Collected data
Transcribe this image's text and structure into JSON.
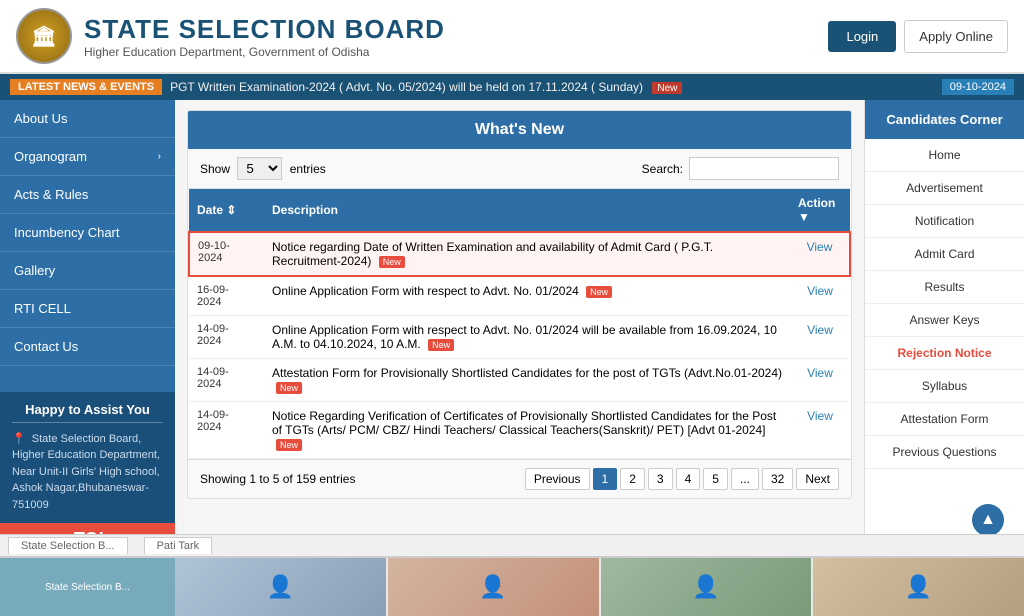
{
  "header": {
    "logo_text": "🏛",
    "title": "STATE SELECTION BOARD",
    "subtitle": "Higher Education Department, Government of Odisha",
    "login_label": "Login",
    "apply_label": "Apply Online"
  },
  "ticker": {
    "label": "LATEST NEWS & EVENTS",
    "text": "PGT Written Examination-2024 ( Advt. No. 05/2024) will be held on 17.11.2024 ( Sunday)",
    "badge": "New",
    "date": "09-10-2024"
  },
  "left_sidebar": {
    "items": [
      {
        "label": "About Us",
        "has_chevron": false
      },
      {
        "label": "Organogram",
        "has_chevron": true
      },
      {
        "label": "Acts & Rules",
        "has_chevron": false
      },
      {
        "label": "Incumbency Chart",
        "has_chevron": false
      },
      {
        "label": "Gallery",
        "has_chevron": false
      },
      {
        "label": "RTI CELL",
        "has_chevron": false
      },
      {
        "label": "Contact Us",
        "has_chevron": false
      }
    ],
    "assist_title": "Happy to Assist You",
    "assist_text": "State Selection Board, Higher Education Department, Near Unit-II Girls' High school, Ashok Nagar,Bhubaneswar-751009"
  },
  "toi": "TOI",
  "main": {
    "title": "What's New",
    "show_label": "Show",
    "entries_label": "entries",
    "show_value": "5",
    "search_label": "Search:",
    "search_value": "",
    "columns": [
      "Date",
      "Description",
      "Action"
    ],
    "rows": [
      {
        "date": "09-10-2024",
        "description": "Notice regarding Date of Written Examination and availability of Admit Card ( P.G.T. Recruitment-2024)",
        "has_badge": true,
        "action": "View",
        "highlighted": true
      },
      {
        "date": "16-09-2024",
        "description": "Online Application Form with respect to Advt. No. 01/2024",
        "has_badge": true,
        "action": "View",
        "highlighted": false
      },
      {
        "date": "14-09-2024",
        "description": "Online Application Form with respect to Advt. No. 01/2024 will be available from 16.09.2024, 10 A.M. to 04.10.2024, 10 A.M.",
        "has_badge": true,
        "action": "View",
        "highlighted": false
      },
      {
        "date": "14-09-2024",
        "description": "Attestation Form for Provisionally Shortlisted Candidates for the post of TGTs (Advt.No.01-2024)",
        "has_badge": true,
        "action": "View",
        "highlighted": false
      },
      {
        "date": "14-09-2024",
        "description": "Notice Regarding Verification of Certificates of Provisionally Shortlisted Candidates for the Post of TGTs (Arts/ PCM/ CBZ/ Hindi Teachers/ Classical Teachers(Sanskrit)/ PET) [Advt 01-2024]",
        "has_badge": true,
        "action": "View",
        "highlighted": false
      }
    ],
    "showing_text": "Showing 1 to 5 of 159 entries",
    "pagination": {
      "prev": "Previous",
      "pages": [
        "1",
        "2",
        "3",
        "4",
        "5",
        "...",
        "32"
      ],
      "next": "Next",
      "active": "1"
    }
  },
  "right_sidebar": {
    "title": "Candidates Corner",
    "items": [
      {
        "label": "Home",
        "highlighted": false
      },
      {
        "label": "Advertisement",
        "highlighted": false
      },
      {
        "label": "Notification",
        "highlighted": false
      },
      {
        "label": "Admit Card",
        "highlighted": false
      },
      {
        "label": "Results",
        "highlighted": false
      },
      {
        "label": "Answer Keys",
        "highlighted": false
      },
      {
        "label": "Rejection Notice",
        "highlighted": true
      },
      {
        "label": "Syllabus",
        "highlighted": false
      },
      {
        "label": "Attestation Form",
        "highlighted": false
      },
      {
        "label": "Previous Questions",
        "highlighted": false
      }
    ]
  },
  "bottom": {
    "map_label": "State Selection B...",
    "tab_label": "Pati Tark"
  },
  "scroll_top": "▲",
  "new_badge_text": "New"
}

**WHAT IS NEEDED**
Your copy should match the records word for word, with the pictures removed.

**TASK ANSWER**
Transcribe this image's text and structure into JSON.
{
  "header": {
    "logo_text": "🏛",
    "title": "STATE SELECTION BOARD",
    "subtitle": "Higher Education Department, Government of Odisha",
    "login_label": "Login",
    "apply_label": "Apply Online"
  },
  "ticker": {
    "label": "LATEST NEWS & EVENTS",
    "text": "PGT Written Examination-2024 ( Advt. No. 05/2024) will be held on 17.11.2024 ( Sunday)",
    "badge": "New",
    "date": "09-10-2024"
  },
  "left_sidebar": {
    "items": [
      {
        "label": "About Us",
        "has_chevron": false
      },
      {
        "label": "Organogram",
        "has_chevron": true
      },
      {
        "label": "Acts & Rules",
        "has_chevron": false
      },
      {
        "label": "Incumbency Chart",
        "has_chevron": false
      },
      {
        "label": "Gallery",
        "has_chevron": false
      },
      {
        "label": "RTI CELL",
        "has_chevron": false
      },
      {
        "label": "Contact Us",
        "has_chevron": false
      }
    ],
    "assist_title": "Happy to Assist You",
    "assist_text": "State Selection Board, Higher Education Department, Near Unit-II Girls' High school, Ashok Nagar,Bhubaneswar-751009"
  },
  "toi": "TOI",
  "main": {
    "title": "What's New",
    "show_label": "Show",
    "entries_label": "entries",
    "show_value": "5",
    "search_label": "Search:",
    "search_value": "",
    "columns": [
      "Date",
      "Description",
      "Action"
    ],
    "rows": [
      {
        "date": "09-10-2024",
        "description": "Notice regarding Date of Written Examination and availability of Admit Card ( P.G.T. Recruitment-2024)",
        "has_badge": true,
        "action": "View",
        "highlighted": true
      },
      {
        "date": "16-09-2024",
        "description": "Online Application Form with respect to Advt. No. 01/2024",
        "has_badge": true,
        "action": "View",
        "highlighted": false
      },
      {
        "date": "14-09-2024",
        "description": "Online Application Form with respect to Advt. No. 01/2024 will be available from 16.09.2024, 10 A.M. to 04.10.2024, 10 A.M.",
        "has_badge": true,
        "action": "View",
        "highlighted": false
      },
      {
        "date": "14-09-2024",
        "description": "Attestation Form for Provisionally Shortlisted Candidates for the post of TGTs (Advt.No.01-2024)",
        "has_badge": true,
        "action": "View",
        "highlighted": false
      },
      {
        "date": "14-09-2024",
        "description": "Notice Regarding Verification of Certificates of Provisionally Shortlisted Candidates for the Post of TGTs (Arts/ PCM/ CBZ/ Hindi Teachers/ Classical Teachers(Sanskrit)/ PET) [Advt 01-2024]",
        "has_badge": true,
        "action": "View",
        "highlighted": false
      }
    ],
    "showing_text": "Showing 1 to 5 of 159 entries",
    "pagination": {
      "prev": "Previous",
      "pages": [
        "1",
        "2",
        "3",
        "4",
        "5",
        "...",
        "32"
      ],
      "next": "Next",
      "active": "1"
    }
  },
  "right_sidebar": {
    "title": "Candidates Corner",
    "items": [
      {
        "label": "Home",
        "highlighted": false
      },
      {
        "label": "Advertisement",
        "highlighted": false
      },
      {
        "label": "Notification",
        "highlighted": false
      },
      {
        "label": "Admit Card",
        "highlighted": false
      },
      {
        "label": "Results",
        "highlighted": false
      },
      {
        "label": "Answer Keys",
        "highlighted": false
      },
      {
        "label": "Rejection Notice",
        "highlighted": true
      },
      {
        "label": "Syllabus",
        "highlighted": false
      },
      {
        "label": "Attestation Form",
        "highlighted": false
      },
      {
        "label": "Previous Questions",
        "highlighted": false
      }
    ]
  },
  "bottom": {
    "map_label": "State Selection B...",
    "tab_label": "Pati Tark"
  },
  "scroll_top": "▲",
  "new_badge_text": "New"
}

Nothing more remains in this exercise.